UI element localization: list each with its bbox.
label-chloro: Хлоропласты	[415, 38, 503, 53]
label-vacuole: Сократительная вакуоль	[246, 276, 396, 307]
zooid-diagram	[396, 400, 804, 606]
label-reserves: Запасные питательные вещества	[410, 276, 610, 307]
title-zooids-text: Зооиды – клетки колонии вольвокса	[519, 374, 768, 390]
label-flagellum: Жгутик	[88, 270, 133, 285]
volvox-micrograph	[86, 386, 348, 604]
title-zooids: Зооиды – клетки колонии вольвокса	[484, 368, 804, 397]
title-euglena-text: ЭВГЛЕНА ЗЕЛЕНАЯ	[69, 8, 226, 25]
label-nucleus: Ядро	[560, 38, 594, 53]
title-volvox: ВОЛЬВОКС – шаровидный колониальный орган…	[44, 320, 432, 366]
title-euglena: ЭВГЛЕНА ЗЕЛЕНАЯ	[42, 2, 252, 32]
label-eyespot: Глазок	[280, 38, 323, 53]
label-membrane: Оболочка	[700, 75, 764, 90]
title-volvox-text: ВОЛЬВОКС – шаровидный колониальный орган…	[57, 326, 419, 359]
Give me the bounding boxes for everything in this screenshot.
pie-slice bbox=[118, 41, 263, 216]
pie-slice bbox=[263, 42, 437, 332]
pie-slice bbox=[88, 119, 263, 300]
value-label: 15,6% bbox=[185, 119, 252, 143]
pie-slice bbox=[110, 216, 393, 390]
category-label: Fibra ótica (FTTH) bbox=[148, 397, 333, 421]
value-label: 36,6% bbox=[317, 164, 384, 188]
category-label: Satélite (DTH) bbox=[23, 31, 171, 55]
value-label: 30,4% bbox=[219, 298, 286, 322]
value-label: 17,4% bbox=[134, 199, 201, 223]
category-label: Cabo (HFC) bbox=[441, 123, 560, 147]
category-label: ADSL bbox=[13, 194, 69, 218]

┄┄┄┄┄┄┄┄┄┄┄┄┄┄┄┄┄┄┄┄

THE PROBLEM: Please reproduce the data without any changes, starting at the first line and ending at the line containing "title-zooids-text: Зооиды –".

SOLUTION FOR THIS TASK:
UI element localization: list each with its bbox.
label-chloro: Хлоропласты	[415, 38, 503, 53]
label-vacuole: Сократительная вакуоль	[246, 276, 396, 307]
zooid-diagram	[396, 400, 804, 606]
label-reserves: Запасные питательные вещества	[410, 276, 610, 307]
title-zooids-text: Зооиды – клетки колонии вольвокса	[519, 374, 768, 390]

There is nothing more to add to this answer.